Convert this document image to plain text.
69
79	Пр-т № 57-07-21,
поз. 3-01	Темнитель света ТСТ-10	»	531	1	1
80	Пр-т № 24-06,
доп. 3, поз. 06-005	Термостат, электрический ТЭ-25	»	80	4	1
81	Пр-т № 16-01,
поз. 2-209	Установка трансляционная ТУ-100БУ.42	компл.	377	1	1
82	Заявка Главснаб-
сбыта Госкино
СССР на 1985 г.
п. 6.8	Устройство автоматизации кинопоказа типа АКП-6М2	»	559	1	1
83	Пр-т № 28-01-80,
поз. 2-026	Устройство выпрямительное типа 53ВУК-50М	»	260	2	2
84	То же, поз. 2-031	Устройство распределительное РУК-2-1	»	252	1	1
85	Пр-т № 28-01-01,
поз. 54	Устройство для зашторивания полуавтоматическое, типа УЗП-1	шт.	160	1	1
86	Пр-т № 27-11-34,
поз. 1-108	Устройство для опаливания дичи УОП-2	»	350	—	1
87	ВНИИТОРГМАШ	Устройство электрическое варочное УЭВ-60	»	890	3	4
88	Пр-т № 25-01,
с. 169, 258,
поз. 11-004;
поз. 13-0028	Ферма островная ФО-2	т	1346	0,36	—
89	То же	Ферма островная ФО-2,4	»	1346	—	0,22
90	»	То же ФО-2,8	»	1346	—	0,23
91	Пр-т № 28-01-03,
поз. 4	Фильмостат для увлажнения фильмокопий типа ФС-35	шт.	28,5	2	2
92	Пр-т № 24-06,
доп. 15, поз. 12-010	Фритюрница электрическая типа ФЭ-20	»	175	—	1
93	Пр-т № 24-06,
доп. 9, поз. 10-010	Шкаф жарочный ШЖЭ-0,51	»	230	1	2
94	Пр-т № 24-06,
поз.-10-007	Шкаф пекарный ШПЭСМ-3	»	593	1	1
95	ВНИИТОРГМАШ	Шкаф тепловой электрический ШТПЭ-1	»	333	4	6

- [Request]: Write every line of the material above again, exactly.

- [In response]:
Convert this document image to plain text.
69
79	Пр-т № 57-07-21,
поз. 3-01	Темнитель света ТСТ-10	»	531	1	1
80	Пр-т № 24-06,
доп. 3, поз. 06-005	Термостат, электрический ТЭ-25	»	80	4	1
81	Пр-т № 16-01,
поз. 2-209	Установка трансляционная ТУ-100БУ.42	компл.	377	1	1
82	Заявка Главснаб-
сбыта Госкино
СССР на 1985 г.
п. 6.8	Устройство автоматизации кинопоказа типа АКП-6М2	»	559	1	1
83	Пр-т № 28-01-80,
поз. 2-026	Устройство выпрямительное типа 53ВУК-50М	»	260	2	2
84	То же, поз. 2-031	Устройство распределительное РУК-2-1	»	252	1	1
85	Пр-т № 28-01-01,
поз. 54	Устройство для зашторивания полуавтоматическое, типа УЗП-1	шт.	160	1	1
86	Пр-т № 27-11-34,
поз. 1-108	Устройство для опаливания дичи УОП-2	»	350	—	1
87	ВНИИТОРГМАШ	Устройство электрическое варочное УЭВ-60	»	890	3	4
88	Пр-т № 25-01,
с. 169, 258,
поз. 11-004;
поз. 13-0028	Ферма островная ФО-2	т	1346	0,36	—
89	То же	Ферма островная ФО-2,4	»	1346	—	0,22
90	»	То же ФО-2,8	»	1346	—	0,23
91	Пр-т № 28-01-03,
поз. 4	Фильмостат для увлажнения фильмокопий типа ФС-35	шт.	28,5	2	2
92	Пр-т № 24-06,
доп. 15, поз. 12-010	Фритюрница электрическая типа ФЭ-20	»	175	—	1
93	Пр-т № 24-06,
доп. 9, поз. 10-010	Шкаф жарочный ШЖЭ-0,51	»	230	1	2
94	Пр-т № 24-06,
поз.-10-007	Шкаф пекарный ШПЭСМ-3	»	593	1	1
95	ВНИИТОРГМАШ	Шкаф тепловой электрический ШТПЭ-1	»	333	4	6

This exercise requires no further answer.